Task to complete: Output all of the entries exactly as written.

Recorded data:
=-=-=-=-=

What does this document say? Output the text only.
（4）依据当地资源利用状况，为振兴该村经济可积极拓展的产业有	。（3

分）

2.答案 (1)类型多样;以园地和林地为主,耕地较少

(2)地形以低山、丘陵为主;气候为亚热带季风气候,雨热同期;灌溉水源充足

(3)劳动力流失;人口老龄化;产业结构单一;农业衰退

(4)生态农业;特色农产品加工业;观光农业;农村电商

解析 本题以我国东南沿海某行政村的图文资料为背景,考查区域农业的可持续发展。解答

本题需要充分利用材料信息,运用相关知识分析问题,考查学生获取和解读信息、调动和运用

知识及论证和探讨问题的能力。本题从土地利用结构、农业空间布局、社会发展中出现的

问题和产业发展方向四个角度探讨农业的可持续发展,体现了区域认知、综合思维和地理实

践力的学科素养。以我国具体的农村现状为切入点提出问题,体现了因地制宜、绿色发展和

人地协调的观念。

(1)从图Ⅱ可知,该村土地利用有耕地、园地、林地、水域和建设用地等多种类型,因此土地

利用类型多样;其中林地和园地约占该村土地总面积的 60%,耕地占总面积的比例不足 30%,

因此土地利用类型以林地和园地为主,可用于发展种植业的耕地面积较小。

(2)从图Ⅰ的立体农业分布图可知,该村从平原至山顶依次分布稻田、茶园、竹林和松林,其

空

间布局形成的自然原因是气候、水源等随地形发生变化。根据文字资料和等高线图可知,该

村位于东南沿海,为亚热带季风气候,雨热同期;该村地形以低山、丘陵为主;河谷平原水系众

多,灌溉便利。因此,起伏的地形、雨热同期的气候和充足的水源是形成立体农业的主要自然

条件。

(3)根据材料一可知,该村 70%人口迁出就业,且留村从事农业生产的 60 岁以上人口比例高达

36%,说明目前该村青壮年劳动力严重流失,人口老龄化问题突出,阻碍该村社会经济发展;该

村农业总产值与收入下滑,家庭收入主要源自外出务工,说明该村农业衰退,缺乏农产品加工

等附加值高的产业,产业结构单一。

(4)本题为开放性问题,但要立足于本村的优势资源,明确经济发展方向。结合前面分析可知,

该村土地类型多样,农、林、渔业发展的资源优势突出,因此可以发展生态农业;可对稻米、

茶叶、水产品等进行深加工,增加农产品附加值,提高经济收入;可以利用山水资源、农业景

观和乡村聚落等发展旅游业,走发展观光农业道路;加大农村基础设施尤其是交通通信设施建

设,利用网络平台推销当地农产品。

=-=-=-=-=

Reply to the task:
What does this document say? Output the text only.
（4）依据当地资源利用状况，为振兴该村经济可积极拓展的产业有	。（3

分）

2.答案 (1)类型多样;以园地和林地为主,耕地较少

(2)地形以低山、丘陵为主;气候为亚热带季风气候,雨热同期;灌溉水源充足

(3)劳动力流失;人口老龄化;产业结构单一;农业衰退

(4)生态农业;特色农产品加工业;观光农业;农村电商

解析 本题以我国东南沿海某行政村的图文资料为背景,考查区域农业的可持续发展。解答

本题需要充分利用材料信息,运用相关知识分析问题,考查学生获取和解读信息、调动和运用

知识及论证和探讨问题的能力。本题从土地利用结构、农业空间布局、社会发展中出现的

问题和产业发展方向四个角度探讨农业的可持续发展,体现了区域认知、综合思维和地理实

践力的学科素养。以我国具体的农村现状为切入点提出问题,体现了因地制宜、绿色发展和

人地协调的观念。

(1)从图Ⅱ可知,该村土地利用有耕地、园地、林地、水域和建设用地等多种类型,因此土地

利用类型多样;其中林地和园地约占该村土地总面积的 60%,耕地占总面积的比例不足 30%,

因此土地利用类型以林地和园地为主,可用于发展种植业的耕地面积较小。

(2)从图Ⅰ的立体农业分布图可知,该村从平原至山顶依次分布稻田、茶园、竹林和松林,其

空

间布局形成的自然原因是气候、水源等随地形发生变化。根据文字资料和等高线图可知,该

村位于东南沿海,为亚热带季风气候,雨热同期;该村地形以低山、丘陵为主;河谷平原水系众

多,灌溉便利。因此,起伏的地形、雨热同期的气候和充足的水源是形成立体农业的主要自然

条件。

(3)根据材料一可知,该村 70%人口迁出就业,且留村从事农业生产的 60 岁以上人口比例高达

36%,说明目前该村青壮年劳动力严重流失,人口老龄化问题突出,阻碍该村社会经济发展;该

村农业总产值与收入下滑,家庭收入主要源自外出务工,说明该村农业衰退,缺乏农产品加工

等附加值高的产业,产业结构单一。

(4)本题为开放性问题,但要立足于本村的优势资源,明确经济发展方向。结合前面分析可知,

该村土地类型多样,农、林、渔业发展的资源优势突出,因此可以发展生态农业;可对稻米、

茶叶、水产品等进行深加工,增加农产品附加值,提高经济收入;可以利用山水资源、农业景

观和乡村聚落等发展旅游业,走发展观光农业道路;加大农村基础设施尤其是交通通信设施建

设,利用网络平台推销当地农产品。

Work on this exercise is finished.